> _EXERCISE PROMPT_: Which lines include the word "name"? Copy each of them.

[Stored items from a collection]

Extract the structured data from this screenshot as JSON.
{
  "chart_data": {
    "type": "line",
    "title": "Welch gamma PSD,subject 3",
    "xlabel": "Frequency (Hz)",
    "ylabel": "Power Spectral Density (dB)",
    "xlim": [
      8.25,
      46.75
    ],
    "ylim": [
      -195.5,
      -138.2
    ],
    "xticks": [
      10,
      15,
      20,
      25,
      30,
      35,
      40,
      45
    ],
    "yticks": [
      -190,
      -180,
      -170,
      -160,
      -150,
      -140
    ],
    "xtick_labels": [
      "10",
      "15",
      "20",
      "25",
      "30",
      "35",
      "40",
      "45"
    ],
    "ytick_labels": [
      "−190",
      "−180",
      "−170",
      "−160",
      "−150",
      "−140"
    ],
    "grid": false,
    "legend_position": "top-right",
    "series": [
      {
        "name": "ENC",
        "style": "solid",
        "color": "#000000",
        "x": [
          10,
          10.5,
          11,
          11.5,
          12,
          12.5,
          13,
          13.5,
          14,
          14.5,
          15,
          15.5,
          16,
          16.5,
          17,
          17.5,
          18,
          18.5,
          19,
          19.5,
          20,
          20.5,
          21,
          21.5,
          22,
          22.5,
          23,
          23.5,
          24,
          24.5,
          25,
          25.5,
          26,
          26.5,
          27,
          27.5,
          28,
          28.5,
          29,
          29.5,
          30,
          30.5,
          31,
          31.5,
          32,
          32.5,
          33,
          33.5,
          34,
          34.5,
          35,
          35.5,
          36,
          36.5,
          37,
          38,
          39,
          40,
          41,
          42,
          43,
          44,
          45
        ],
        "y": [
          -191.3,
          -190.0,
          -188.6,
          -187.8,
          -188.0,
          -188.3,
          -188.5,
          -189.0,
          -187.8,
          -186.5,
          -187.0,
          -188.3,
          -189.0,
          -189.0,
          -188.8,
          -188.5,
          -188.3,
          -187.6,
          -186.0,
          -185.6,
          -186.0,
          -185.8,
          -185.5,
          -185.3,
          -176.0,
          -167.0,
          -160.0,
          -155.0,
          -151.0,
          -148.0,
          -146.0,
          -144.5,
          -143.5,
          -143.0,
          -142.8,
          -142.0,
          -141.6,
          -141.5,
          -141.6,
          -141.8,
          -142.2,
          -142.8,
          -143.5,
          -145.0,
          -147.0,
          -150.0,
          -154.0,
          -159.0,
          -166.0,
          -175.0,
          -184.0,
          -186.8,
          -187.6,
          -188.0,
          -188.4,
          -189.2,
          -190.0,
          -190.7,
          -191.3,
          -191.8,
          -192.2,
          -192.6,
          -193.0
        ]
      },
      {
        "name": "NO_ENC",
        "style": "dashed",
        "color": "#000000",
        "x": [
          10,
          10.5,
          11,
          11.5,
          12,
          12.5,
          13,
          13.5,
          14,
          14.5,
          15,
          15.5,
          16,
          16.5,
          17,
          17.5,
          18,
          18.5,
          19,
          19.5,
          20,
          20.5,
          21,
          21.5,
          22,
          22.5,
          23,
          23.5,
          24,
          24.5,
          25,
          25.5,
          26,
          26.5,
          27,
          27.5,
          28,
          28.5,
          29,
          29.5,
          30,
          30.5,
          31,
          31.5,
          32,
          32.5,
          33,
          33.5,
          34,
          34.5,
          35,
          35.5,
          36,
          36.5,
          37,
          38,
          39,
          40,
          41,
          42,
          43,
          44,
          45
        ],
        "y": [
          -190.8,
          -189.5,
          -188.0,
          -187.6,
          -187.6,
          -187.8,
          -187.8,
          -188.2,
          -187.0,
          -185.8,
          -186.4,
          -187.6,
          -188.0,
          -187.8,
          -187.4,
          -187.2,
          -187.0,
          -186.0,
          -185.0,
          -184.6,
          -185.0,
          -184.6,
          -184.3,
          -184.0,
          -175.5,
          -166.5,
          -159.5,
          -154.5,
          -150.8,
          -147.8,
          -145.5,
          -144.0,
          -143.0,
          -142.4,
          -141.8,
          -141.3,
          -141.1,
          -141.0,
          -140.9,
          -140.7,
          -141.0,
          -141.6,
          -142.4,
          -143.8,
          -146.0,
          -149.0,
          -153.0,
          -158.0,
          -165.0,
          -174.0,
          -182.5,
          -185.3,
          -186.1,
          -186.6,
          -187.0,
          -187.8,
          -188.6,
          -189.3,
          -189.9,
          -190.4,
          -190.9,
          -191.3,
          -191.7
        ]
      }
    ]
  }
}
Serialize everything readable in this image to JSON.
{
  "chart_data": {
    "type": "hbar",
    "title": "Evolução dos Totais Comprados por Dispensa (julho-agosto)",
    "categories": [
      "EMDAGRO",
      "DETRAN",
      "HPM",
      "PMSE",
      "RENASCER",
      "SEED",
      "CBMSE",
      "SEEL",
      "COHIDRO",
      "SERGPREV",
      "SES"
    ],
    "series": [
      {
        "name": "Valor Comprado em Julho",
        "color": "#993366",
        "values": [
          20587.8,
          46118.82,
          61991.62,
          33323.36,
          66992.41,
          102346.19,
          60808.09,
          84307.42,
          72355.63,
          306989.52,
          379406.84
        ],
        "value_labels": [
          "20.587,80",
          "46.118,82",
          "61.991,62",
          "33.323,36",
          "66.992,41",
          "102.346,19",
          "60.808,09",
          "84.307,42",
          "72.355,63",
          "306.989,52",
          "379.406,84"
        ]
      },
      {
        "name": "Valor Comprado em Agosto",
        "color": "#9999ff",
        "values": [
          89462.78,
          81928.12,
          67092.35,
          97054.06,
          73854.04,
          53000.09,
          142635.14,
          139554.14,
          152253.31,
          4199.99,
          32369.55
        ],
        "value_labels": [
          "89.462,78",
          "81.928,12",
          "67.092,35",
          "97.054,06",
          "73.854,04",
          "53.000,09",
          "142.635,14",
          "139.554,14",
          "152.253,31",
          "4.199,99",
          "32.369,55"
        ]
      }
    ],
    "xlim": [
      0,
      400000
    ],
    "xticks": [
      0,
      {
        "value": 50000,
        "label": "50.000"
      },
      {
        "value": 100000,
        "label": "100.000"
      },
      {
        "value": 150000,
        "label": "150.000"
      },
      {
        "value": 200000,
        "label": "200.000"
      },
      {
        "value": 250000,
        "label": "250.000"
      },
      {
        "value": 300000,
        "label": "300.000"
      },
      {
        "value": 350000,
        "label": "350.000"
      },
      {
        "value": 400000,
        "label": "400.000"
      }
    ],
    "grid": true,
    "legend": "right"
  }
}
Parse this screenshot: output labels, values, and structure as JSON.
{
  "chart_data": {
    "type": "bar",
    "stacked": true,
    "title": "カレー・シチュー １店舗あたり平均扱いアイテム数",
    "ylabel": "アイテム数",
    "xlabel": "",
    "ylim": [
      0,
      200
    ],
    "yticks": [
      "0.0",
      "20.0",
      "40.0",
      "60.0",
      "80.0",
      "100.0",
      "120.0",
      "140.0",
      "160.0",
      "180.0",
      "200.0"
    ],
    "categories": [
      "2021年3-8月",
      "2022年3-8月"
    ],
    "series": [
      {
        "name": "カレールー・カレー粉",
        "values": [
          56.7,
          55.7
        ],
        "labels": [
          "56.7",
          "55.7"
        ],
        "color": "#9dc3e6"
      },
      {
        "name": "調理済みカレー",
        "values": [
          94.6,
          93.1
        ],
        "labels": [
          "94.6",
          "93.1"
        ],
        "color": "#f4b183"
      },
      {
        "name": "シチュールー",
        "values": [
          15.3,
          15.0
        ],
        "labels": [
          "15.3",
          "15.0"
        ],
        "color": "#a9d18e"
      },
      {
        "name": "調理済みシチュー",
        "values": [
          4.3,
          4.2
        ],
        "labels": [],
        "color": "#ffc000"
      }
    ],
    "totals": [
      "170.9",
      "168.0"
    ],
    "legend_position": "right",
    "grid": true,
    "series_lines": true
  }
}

> _TASK RESPONSE_:
        "name": "ENC",
        "name": "NO_ENC",
        "name": "Valor Comprado em Julho",
        "name": "Valor Comprado em Agosto",
        "name": "カレールー・カレー粉",
        "name": "調理済みカレー",
        "name": "シチュールー",
        "name": "調理済みシチュー",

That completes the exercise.